Render every entry verbatim.
+++ SUPPLIED DATA +++
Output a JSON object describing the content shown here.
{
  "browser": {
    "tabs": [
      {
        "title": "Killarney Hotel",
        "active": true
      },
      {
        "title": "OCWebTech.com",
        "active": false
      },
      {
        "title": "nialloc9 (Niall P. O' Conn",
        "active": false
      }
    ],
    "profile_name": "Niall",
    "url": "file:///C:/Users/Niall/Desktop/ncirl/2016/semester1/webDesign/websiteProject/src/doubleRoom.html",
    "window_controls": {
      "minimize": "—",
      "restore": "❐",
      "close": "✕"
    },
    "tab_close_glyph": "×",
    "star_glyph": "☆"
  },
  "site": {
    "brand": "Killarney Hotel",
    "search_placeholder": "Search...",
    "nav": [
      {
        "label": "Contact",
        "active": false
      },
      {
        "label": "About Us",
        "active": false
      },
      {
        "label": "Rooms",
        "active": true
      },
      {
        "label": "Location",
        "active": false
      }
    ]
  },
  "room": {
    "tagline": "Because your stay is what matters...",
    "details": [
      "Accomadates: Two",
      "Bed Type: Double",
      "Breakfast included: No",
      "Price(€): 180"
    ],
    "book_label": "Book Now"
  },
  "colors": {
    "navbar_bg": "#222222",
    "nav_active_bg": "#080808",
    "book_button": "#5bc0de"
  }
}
+++
## COMPLETED EXERCISE
Output a JSON object describing the content shown here.
{
  "browser": {
    "tabs": [
      {
        "title": "Killarney Hotel",
        "active": true
      },
      {
        "title": "OCWebTech.com",
        "active": false
      },
      {
        "title": "nialloc9 (Niall P. O' Conn",
        "active": false
      }
    ],
    "profile_name": "Niall",
    "url": "file:///C:/Users/Niall/Desktop/ncirl/2016/semester1/webDesign/websiteProject/src/doubleRoom.html",
    "window_controls": {
      "minimize": "—",
      "restore": "❐",
      "close": "✕"
    },
    "tab_close_glyph": "×",
    "star_glyph": "☆"
  },
  "site": {
    "brand": "Killarney Hotel",
    "search_placeholder": "Search...",
    "nav": [
      {
        "label": "Contact",
        "active": false
      },
      {
        "label": "About Us",
        "active": false
      },
      {
        "label": "Rooms",
        "active": true
      },
      {
        "label": "Location",
        "active": false
      }
    ]
  },
  "room": {
    "tagline": "Because your stay is what matters...",
    "details": [
      "Accomadates: Two",
      "Bed Type: Double",
      "Breakfast included: No",
      "Price(€): 180"
    ],
    "book_label": "Book Now"
  },
  "colors": {
    "navbar_bg": "#222222",
    "nav_active_bg": "#080808",
    "book_button": "#5bc0de"
  }
}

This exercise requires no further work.